• _Given task_
Output every record word for word.

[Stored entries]

-.-.-

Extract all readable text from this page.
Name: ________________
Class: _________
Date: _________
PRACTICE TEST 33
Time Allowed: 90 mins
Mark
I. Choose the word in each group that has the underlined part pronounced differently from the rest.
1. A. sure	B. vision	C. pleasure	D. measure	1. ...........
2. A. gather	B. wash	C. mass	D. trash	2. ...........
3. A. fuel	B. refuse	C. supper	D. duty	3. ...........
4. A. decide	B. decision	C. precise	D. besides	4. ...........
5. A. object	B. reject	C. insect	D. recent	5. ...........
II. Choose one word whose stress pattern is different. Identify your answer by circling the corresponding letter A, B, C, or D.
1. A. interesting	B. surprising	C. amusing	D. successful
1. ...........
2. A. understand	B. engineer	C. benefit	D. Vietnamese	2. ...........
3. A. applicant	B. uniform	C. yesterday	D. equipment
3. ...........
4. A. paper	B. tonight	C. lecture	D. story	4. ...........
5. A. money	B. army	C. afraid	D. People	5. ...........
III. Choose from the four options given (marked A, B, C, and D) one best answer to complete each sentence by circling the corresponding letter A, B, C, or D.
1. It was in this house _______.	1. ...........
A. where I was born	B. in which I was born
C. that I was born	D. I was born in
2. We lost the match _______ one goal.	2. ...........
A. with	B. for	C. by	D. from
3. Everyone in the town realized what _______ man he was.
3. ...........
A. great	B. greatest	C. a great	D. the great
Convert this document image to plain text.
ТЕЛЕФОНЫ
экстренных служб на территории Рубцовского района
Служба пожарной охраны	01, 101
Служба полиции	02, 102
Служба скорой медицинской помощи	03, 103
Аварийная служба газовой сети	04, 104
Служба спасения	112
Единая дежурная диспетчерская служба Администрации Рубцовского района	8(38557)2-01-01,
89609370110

-.-.-

• _Expected answer_
Extract all readable text from this page.
Name: ________________
Class: _________
Date: _________
PRACTICE TEST 33
Time Allowed: 90 mins
Mark
I. Choose the word in each group that has the underlined part pronounced differently from the rest.
1. A. sure	B. vision	C. pleasure	D. measure	1. ...........
2. A. gather	B. wash	C. mass	D. trash	2. ...........
3. A. fuel	B. refuse	C. supper	D. duty	3. ...........
4. A. decide	B. decision	C. precise	D. besides	4. ...........
5. A. object	B. reject	C. insect	D. recent	5. ...........
II. Choose one word whose stress pattern is different. Identify your answer by circling the corresponding letter A, B, C, or D.
1. A. interesting	B. surprising	C. amusing	D. successful
1. ...........
2. A. understand	B. engineer	C. benefit	D. Vietnamese	2. ...........
3. A. applicant	B. uniform	C. yesterday	D. equipment
3. ...........
4. A. paper	B. tonight	C. lecture	D. story	4. ...........
5. A. money	B. army	C. afraid	D. People	5. ...........
III. Choose from the four options given (marked A, B, C, and D) one best answer to complete each sentence by circling the corresponding letter A, B, C, or D.
1. It was in this house _______.	1. ...........
A. where I was born	B. in which I was born
C. that I was born	D. I was born in
2. We lost the match _______ one goal.	2. ...........
A. with	B. for	C. by	D. from
3. Everyone in the town realized what _______ man he was.
3. ...........
A. great	B. greatest	C. a great	D. the great
Convert this document image to plain text.
ТЕЛЕФОНЫ
экстренных служб на территории Рубцовского района
Служба пожарной охраны	01, 101
Служба полиции	02, 102
Служба скорой медицинской помощи	03, 103
Аварийная служба газовой сети	04, 104
Служба спасения	112
Единая дежурная диспетчерская служба Администрации Рубцовского района	8(38557)2-01-01,
89609370110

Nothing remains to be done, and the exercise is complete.